- Aim of the task:
Each line below must be set down exactly; omit any image you find.
━━━━━━━━
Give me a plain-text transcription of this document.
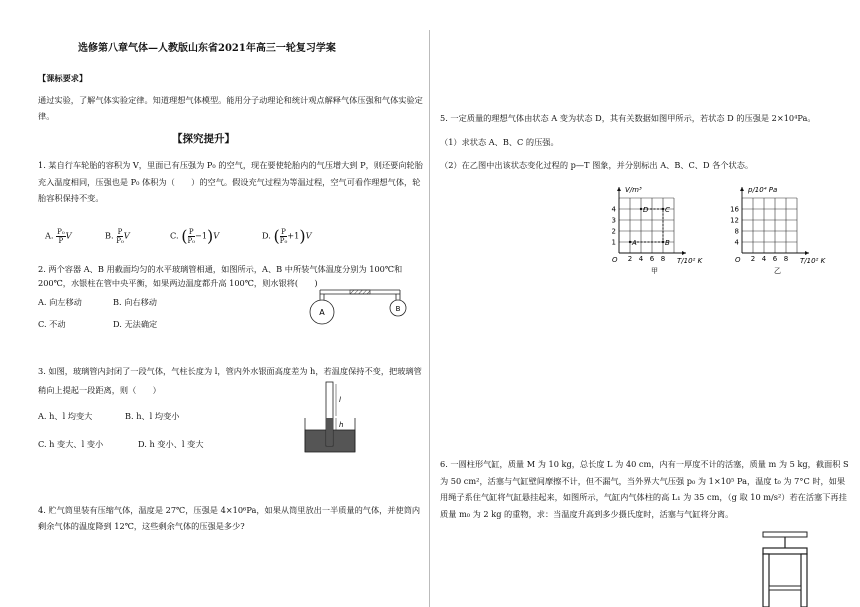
选修第八章气体—人教版山东省2021年高三一轮复习学案
【课标要求】
通过实验，了解气体实验定律。知道理想气体模型。能用分子动理论和统计观点解释气体压强和气体实验定律。
【探究提升】
1. 某自行车轮胎的容积为 V，里面已有压强为 P₀ 的空气，现在要使轮胎内的气压增大到 P，则还要向轮胎充入温度相同，压强也是 P₀ 体积为（　　）的空气。假设充气过程为等温过程，空气可看作理想气体，轮胎容积保持不变。
A. $\frac{\text{P₀}}{P}$ V	B. $\frac{P}{\text{P₀}}$ V	C. ( $\frac{P}{\text{P₀}} -1)V$	D. ( $\frac{P}{\text{P₀}} +1)V$
2. 两个容器 A、B 用截面均匀的水平玻璃管相通，如图所示，A、B 中所装气体温度分别为 100℃和 200℃，水银柱在管中央平衡，如果两边温度都升高 100℃，则水银将(　　)
A. 向左移动	B. 向右移动
C. 不动	D. 无法确定
A	B
3. 如图，玻璃管内封闭了一段气体，气柱长度为 l，管内外水银面高度差为 h，若温度保持不变，把玻璃管稍向上提起一段距离，则（　　）
A. h、l 均变大	B. h、l 均变小
C. h 变大、l 变小	D. h 变小、l 变大
l
h
4. 贮气筒里装有压缩气体，温度是 27℃，压强是 4×10⁶Pa，如果从筒里放出一半质量的气体，并使筒内剩余气体的温度降到 12℃，这些剩余气体的压强是多少?
5. 一定质量的理想气体由状态 A 变为状态 D，其有关数据如图甲所示，若状态 D 的压强是 2×10⁴Pa。
（1）求状态 A、B、C 的压强。
（2）在乙图中出该状态变化过程的 p—T 图象，并分别标出 A、B、C、D 各个状态。
V/m³
T/10² K
O
甲
2 4 6 8
1
2
3
4
A	B
C
D
p/10⁴ Pa
T/10² K
O
乙
2 4 6 8
4
8
12
16
6. 一圆柱形气缸，质量 M 为 10 kg，总长度 L 为 40 cm，内有一厚度不计的活塞，质量 m 为 5 kg，截面积 S 为 50 cm²，活塞与气缸壁间摩擦不计，但不漏气，当外界大气压强 p₀ 为 1×10⁵ Pa，温度 t₀ 为 7°C 时，如果用绳子系住气缸将气缸悬挂起来，如图所示，气缸内气体柱的高 L₁ 为 35 cm，（g 取 10 m/s²）若在活塞下再挂质量 m₀ 为 2 kg 的重物，求：当温度升高到多少摄氏度时，活塞与气缸将分离。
━━━━━━━━
- Expected output:
Give me a plain-text transcription of this document.
选修第八章气体—人教版山东省2021年高三一轮复习学案
【课标要求】
通过实验，了解气体实验定律。知道理想气体模型。能用分子动理论和统计观点解释气体压强和气体实验定律。
【探究提升】
1. 某自行车轮胎的容积为 V，里面已有压强为 P₀ 的空气，现在要使轮胎内的气压增大到 P，则还要向轮胎充入温度相同，压强也是 P₀ 体积为（　　）的空气。假设充气过程为等温过程，空气可看作理想气体，轮胎容积保持不变。
A. $\frac{\text{P₀}}{P}$ V	B. $\frac{P}{\text{P₀}}$ V	C. ( $\frac{P}{\text{P₀}} -1)V$	D. ( $\frac{P}{\text{P₀}} +1)V$
2. 两个容器 A、B 用截面均匀的水平玻璃管相通，如图所示，A、B 中所装气体温度分别为 100℃和 200℃，水银柱在管中央平衡，如果两边温度都升高 100℃，则水银将(　　)
A. 向左移动	B. 向右移动
C. 不动	D. 无法确定
A	B
3. 如图，玻璃管内封闭了一段气体，气柱长度为 l，管内外水银面高度差为 h，若温度保持不变，把玻璃管稍向上提起一段距离，则（　　）
A. h、l 均变大	B. h、l 均变小
C. h 变大、l 变小	D. h 变小、l 变大
l
h
4. 贮气筒里装有压缩气体，温度是 27℃，压强是 4×10⁶Pa，如果从筒里放出一半质量的气体，并使筒内剩余气体的温度降到 12℃，这些剩余气体的压强是多少?
5. 一定质量的理想气体由状态 A 变为状态 D，其有关数据如图甲所示，若状态 D 的压强是 2×10⁴Pa。
（1）求状态 A、B、C 的压强。
（2）在乙图中出该状态变化过程的 p—T 图象，并分别标出 A、B、C、D 各个状态。
V/m³
T/10² K
O
甲
2 4 6 8
1
2
3
4
A	B
C
D
p/10⁴ Pa
T/10² K
O
乙
2 4 6 8
4
8
12
16
6. 一圆柱形气缸，质量 M 为 10 kg，总长度 L 为 40 cm，内有一厚度不计的活塞，质量 m 为 5 kg，截面积 S 为 50 cm²，活塞与气缸壁间摩擦不计，但不漏气，当外界大气压强 p₀ 为 1×10⁵ Pa，温度 t₀ 为 7°C 时，如果用绳子系住气缸将气缸悬挂起来，如图所示，气缸内气体柱的高 L₁ 为 35 cm，（g 取 10 m/s²）若在活塞下再挂质量 m₀ 为 2 kg 的重物，求：当温度升高到多少摄氏度时，活塞与气缸将分离。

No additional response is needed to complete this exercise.